> _Objective_
Repeat exactly, and only, the lines from the line bearing "Transcribe the text in this document." through the end of the material. Do not copy the pictures.
====== Task input ======
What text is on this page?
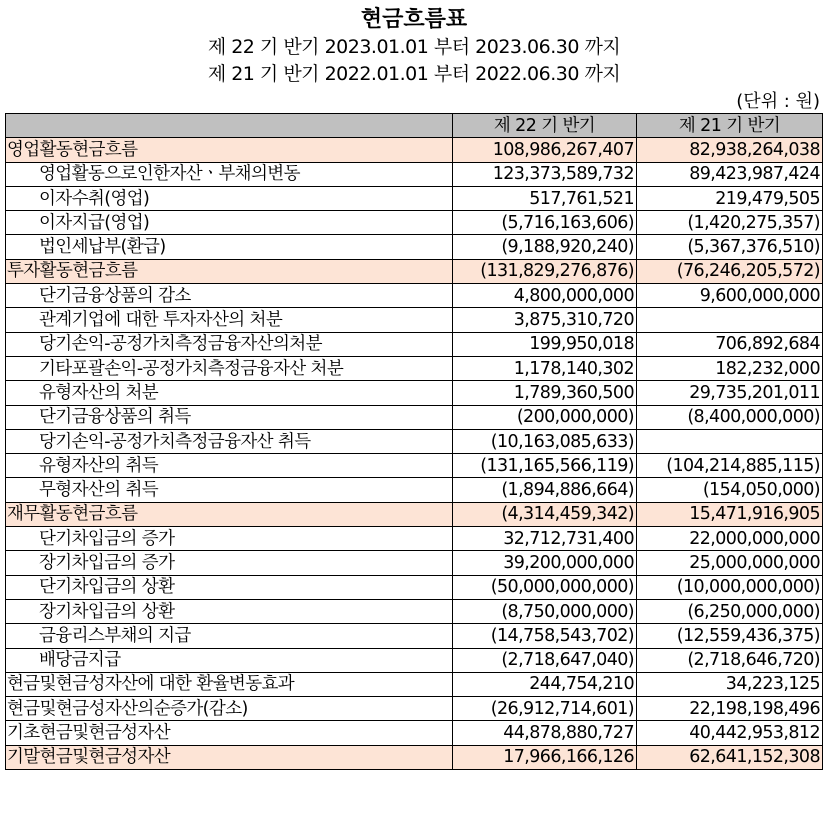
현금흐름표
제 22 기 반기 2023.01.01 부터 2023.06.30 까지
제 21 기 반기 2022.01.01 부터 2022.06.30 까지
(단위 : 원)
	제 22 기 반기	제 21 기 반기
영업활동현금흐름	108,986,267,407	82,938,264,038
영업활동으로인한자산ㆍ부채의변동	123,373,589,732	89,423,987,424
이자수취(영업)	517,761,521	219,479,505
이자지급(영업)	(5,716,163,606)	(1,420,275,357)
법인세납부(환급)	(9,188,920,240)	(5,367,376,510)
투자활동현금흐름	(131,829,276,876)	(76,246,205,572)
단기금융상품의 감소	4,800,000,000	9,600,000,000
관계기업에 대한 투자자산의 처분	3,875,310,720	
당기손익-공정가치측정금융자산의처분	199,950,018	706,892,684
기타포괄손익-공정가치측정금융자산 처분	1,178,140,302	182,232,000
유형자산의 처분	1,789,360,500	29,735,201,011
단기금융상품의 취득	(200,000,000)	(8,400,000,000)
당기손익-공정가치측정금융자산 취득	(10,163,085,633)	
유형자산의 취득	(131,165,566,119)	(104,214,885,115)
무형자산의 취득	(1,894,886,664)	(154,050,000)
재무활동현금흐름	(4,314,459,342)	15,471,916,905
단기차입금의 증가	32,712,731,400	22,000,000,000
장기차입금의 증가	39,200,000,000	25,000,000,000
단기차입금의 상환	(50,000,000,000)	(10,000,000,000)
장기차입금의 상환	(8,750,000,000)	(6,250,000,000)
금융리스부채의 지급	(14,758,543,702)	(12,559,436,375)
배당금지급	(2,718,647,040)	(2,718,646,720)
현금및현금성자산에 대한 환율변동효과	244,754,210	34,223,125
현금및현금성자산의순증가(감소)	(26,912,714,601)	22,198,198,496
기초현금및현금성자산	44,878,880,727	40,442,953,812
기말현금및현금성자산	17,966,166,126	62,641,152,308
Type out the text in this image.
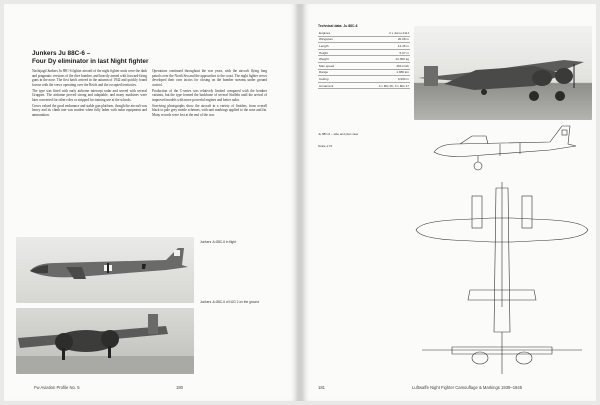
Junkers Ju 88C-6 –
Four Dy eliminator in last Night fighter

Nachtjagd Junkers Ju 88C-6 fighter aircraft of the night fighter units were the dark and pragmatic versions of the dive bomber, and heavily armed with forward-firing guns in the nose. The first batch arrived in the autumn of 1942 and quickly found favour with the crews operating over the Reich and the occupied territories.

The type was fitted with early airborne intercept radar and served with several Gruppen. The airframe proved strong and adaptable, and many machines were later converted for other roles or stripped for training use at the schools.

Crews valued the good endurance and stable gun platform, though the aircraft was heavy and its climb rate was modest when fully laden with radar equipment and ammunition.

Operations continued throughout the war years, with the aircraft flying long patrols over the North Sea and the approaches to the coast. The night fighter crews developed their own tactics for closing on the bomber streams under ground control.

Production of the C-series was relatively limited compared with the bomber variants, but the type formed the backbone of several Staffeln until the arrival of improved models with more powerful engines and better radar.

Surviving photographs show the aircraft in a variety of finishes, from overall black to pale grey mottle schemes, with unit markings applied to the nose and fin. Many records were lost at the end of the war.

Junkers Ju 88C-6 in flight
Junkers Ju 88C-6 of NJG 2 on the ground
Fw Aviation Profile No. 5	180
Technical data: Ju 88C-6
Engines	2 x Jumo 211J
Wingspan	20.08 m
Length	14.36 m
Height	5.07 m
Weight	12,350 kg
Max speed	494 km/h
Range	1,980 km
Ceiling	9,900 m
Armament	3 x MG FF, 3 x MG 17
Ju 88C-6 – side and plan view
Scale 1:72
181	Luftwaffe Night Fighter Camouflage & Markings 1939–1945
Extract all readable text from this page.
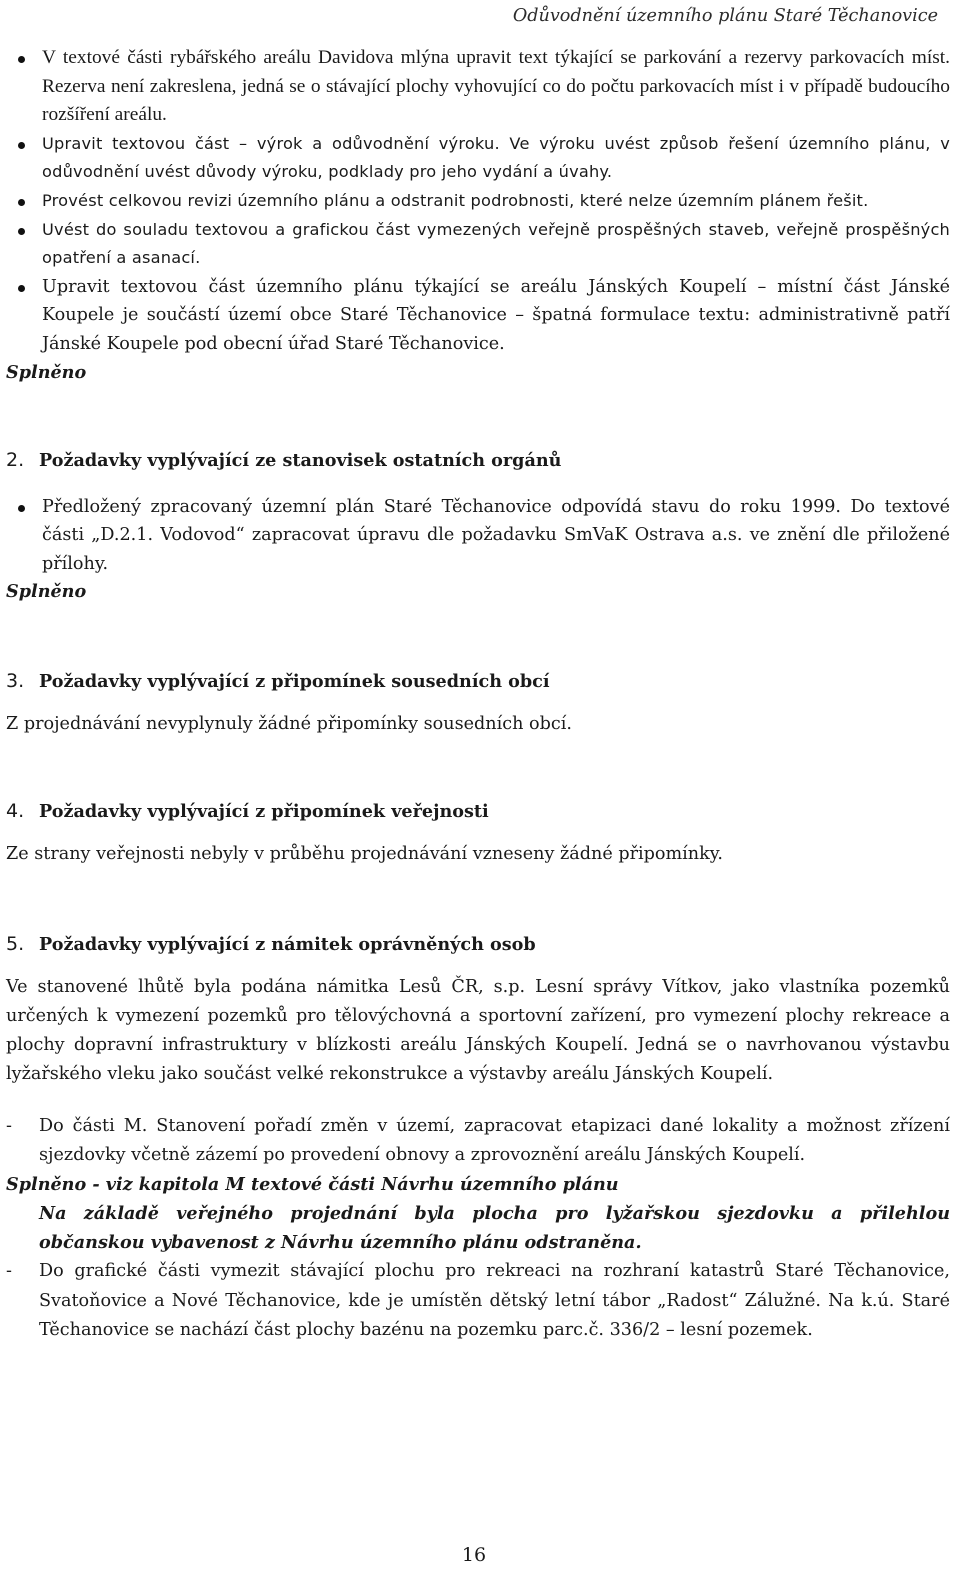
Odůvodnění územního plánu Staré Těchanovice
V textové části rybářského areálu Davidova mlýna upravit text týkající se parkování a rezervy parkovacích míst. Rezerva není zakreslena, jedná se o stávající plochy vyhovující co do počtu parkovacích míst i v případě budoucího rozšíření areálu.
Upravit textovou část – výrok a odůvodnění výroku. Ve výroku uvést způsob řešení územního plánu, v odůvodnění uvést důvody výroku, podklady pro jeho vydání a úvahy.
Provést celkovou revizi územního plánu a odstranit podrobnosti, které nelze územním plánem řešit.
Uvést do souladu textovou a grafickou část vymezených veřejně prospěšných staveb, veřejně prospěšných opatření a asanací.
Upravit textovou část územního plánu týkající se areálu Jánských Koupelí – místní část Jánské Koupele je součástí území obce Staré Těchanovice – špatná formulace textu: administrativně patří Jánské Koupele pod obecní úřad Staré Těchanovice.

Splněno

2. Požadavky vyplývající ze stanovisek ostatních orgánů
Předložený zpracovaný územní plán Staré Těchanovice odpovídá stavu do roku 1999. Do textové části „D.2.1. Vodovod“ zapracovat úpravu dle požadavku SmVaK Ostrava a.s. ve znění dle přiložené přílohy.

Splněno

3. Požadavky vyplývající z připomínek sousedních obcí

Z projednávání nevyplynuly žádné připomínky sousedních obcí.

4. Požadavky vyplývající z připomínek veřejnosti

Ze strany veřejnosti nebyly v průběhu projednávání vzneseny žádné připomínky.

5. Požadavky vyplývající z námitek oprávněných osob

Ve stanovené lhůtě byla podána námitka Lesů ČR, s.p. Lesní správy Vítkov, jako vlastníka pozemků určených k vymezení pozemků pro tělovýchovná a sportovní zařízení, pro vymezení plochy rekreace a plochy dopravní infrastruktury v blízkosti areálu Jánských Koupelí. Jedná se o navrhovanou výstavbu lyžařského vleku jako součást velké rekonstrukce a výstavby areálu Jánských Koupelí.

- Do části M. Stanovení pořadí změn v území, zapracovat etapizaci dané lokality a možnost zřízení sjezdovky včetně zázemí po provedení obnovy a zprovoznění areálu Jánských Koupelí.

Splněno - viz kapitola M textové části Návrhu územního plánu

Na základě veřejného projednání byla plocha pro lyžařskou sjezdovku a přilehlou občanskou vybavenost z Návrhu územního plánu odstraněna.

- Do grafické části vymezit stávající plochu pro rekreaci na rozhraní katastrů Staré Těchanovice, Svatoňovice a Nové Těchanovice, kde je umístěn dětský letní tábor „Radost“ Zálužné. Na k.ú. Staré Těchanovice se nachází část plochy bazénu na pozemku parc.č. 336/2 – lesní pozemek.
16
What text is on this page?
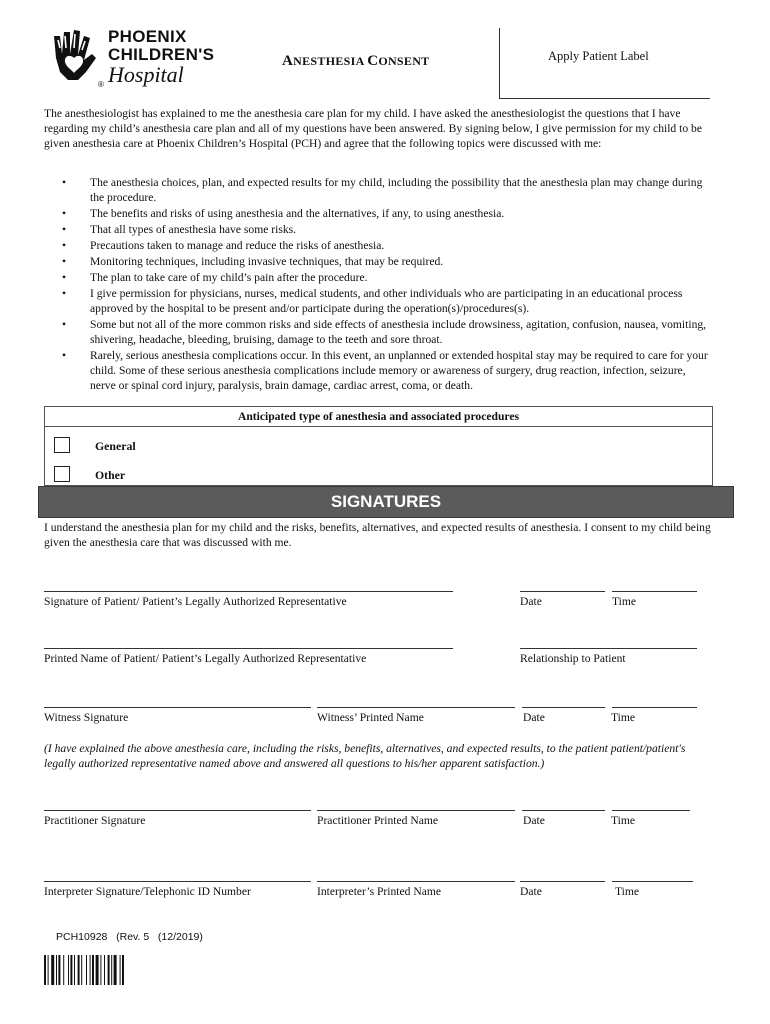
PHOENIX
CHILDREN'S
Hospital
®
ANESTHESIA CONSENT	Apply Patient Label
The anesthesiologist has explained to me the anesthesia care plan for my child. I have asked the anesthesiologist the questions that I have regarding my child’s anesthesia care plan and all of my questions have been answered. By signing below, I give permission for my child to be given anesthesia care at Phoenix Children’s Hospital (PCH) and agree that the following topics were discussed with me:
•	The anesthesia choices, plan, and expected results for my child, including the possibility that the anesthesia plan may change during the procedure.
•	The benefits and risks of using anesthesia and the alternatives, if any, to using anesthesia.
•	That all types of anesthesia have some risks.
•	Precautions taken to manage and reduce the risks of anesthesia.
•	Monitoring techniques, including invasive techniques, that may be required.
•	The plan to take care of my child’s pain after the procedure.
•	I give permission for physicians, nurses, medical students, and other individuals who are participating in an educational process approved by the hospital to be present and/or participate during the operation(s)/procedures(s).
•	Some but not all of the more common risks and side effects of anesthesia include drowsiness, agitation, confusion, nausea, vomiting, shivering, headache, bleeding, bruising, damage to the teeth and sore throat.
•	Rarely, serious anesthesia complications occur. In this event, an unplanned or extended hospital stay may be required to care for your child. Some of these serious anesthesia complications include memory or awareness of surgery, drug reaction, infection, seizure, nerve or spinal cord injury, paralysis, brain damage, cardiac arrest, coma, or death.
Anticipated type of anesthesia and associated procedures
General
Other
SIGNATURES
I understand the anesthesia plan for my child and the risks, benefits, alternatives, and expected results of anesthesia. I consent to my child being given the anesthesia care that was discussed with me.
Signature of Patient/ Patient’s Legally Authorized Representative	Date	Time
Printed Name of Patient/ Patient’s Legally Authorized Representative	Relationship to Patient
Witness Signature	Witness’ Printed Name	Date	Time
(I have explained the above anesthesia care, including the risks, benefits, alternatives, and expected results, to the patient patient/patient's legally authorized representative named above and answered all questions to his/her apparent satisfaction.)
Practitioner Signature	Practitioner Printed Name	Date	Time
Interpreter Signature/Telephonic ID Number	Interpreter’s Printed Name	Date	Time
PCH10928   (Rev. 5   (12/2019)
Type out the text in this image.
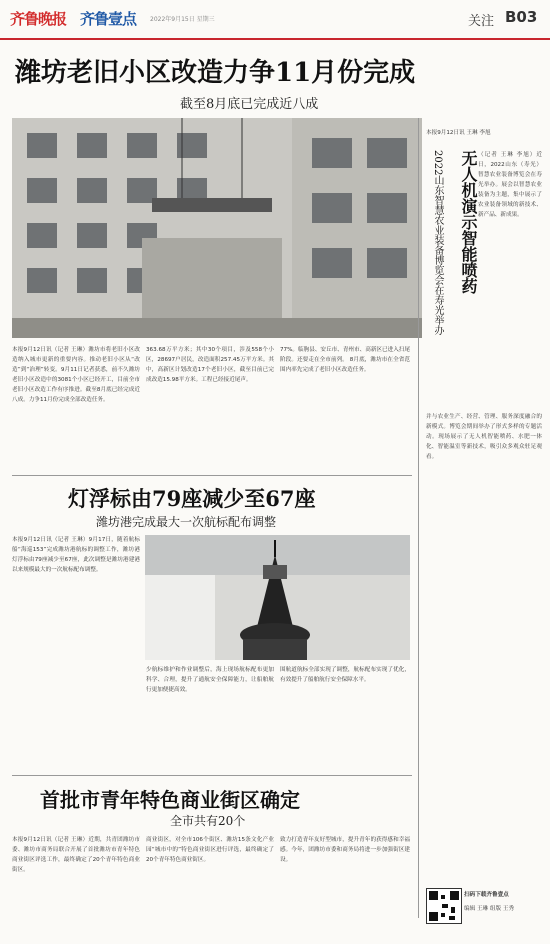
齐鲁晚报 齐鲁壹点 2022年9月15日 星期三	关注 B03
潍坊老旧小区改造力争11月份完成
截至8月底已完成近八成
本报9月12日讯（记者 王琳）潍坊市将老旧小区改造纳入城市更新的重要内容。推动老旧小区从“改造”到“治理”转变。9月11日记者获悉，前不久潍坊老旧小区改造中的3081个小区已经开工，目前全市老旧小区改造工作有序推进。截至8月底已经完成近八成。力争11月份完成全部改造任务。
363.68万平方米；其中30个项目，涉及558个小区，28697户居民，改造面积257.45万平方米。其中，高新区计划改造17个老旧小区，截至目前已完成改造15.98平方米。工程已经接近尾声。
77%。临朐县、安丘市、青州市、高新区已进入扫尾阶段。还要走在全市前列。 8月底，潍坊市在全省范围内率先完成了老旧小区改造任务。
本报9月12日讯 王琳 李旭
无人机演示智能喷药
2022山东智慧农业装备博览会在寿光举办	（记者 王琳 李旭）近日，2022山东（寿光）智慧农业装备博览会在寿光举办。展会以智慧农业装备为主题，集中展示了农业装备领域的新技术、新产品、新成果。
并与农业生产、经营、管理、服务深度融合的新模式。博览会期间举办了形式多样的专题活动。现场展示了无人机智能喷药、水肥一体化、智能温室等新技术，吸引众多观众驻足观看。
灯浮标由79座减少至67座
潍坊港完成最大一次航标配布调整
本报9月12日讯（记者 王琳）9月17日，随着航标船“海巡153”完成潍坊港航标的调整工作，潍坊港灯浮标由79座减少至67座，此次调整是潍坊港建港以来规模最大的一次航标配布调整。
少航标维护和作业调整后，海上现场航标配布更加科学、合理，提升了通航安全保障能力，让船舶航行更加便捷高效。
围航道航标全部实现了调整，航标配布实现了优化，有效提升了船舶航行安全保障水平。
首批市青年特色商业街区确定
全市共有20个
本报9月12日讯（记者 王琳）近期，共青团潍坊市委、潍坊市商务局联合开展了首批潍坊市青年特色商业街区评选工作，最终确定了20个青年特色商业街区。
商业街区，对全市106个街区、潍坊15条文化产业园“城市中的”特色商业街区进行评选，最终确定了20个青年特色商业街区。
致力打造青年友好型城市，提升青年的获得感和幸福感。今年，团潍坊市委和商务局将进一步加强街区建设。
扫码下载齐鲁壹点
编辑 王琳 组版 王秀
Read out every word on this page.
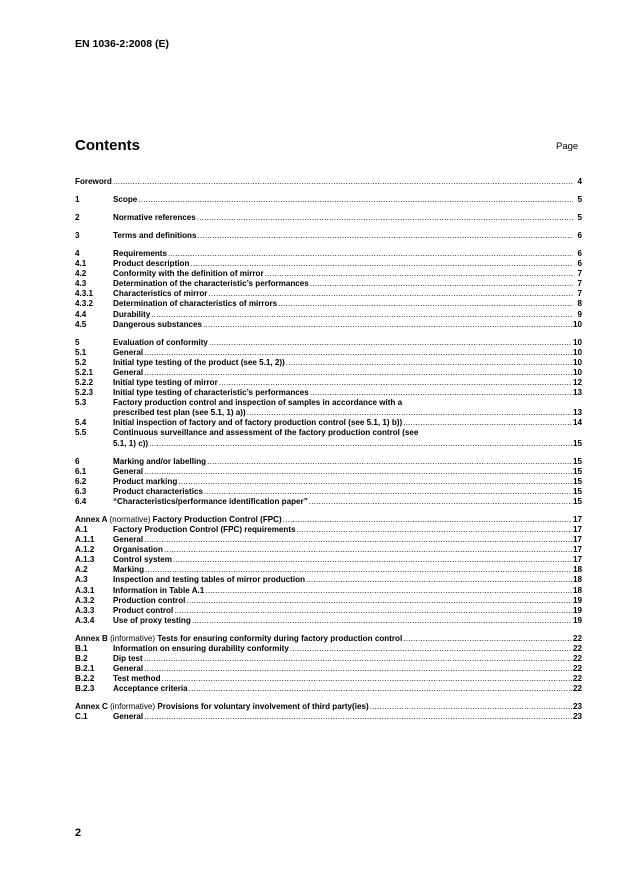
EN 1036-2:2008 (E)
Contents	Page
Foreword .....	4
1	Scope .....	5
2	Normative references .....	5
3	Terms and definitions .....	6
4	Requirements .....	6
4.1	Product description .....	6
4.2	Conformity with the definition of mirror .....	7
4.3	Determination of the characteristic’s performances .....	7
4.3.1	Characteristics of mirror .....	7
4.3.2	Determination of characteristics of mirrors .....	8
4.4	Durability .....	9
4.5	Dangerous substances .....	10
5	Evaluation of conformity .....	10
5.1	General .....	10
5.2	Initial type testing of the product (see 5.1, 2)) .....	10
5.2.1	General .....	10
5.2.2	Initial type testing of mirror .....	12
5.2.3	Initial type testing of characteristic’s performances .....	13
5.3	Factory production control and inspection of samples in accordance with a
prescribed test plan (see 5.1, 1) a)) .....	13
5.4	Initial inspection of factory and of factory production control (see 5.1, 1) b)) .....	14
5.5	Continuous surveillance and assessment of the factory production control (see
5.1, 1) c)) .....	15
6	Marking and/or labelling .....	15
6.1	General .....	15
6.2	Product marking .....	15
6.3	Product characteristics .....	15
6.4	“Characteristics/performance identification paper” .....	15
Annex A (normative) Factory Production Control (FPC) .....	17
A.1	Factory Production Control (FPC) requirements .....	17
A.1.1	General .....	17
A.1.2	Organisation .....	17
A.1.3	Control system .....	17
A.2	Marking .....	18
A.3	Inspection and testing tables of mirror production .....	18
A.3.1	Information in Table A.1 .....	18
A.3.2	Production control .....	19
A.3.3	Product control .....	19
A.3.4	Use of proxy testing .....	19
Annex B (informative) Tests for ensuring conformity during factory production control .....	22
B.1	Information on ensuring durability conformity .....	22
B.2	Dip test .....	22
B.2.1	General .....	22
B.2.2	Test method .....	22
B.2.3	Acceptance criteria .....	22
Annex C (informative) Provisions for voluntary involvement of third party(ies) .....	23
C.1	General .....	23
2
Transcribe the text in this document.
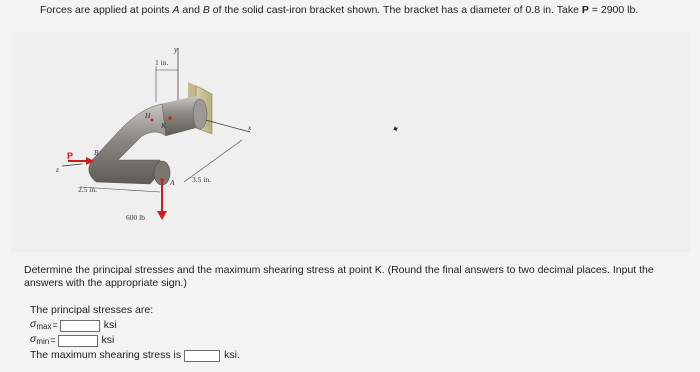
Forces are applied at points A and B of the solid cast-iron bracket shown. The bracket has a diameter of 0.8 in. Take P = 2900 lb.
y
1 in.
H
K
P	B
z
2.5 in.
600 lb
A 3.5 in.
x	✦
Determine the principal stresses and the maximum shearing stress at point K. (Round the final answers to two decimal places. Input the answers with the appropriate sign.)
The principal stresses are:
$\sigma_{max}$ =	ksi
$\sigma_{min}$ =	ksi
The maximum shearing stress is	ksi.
======
> _Expected answer_
Transcribe the text in this document.
Forces are applied at points A and B of the solid cast-iron bracket shown. The bracket has a diameter of 0.8 in. Take P = 2900 lb.
y
1 in.
H
K
P	B
z
2.5 in.
600 lb
A 3.5 in.
x	✦
Determine the principal stresses and the maximum shearing stress at point K. (Round the final answers to two decimal places. Input the answers with the appropriate sign.)
The principal stresses are:
$\sigma_{max}$ =	ksi
$\sigma_{min}$ =	ksi
The maximum shearing stress is	ksi.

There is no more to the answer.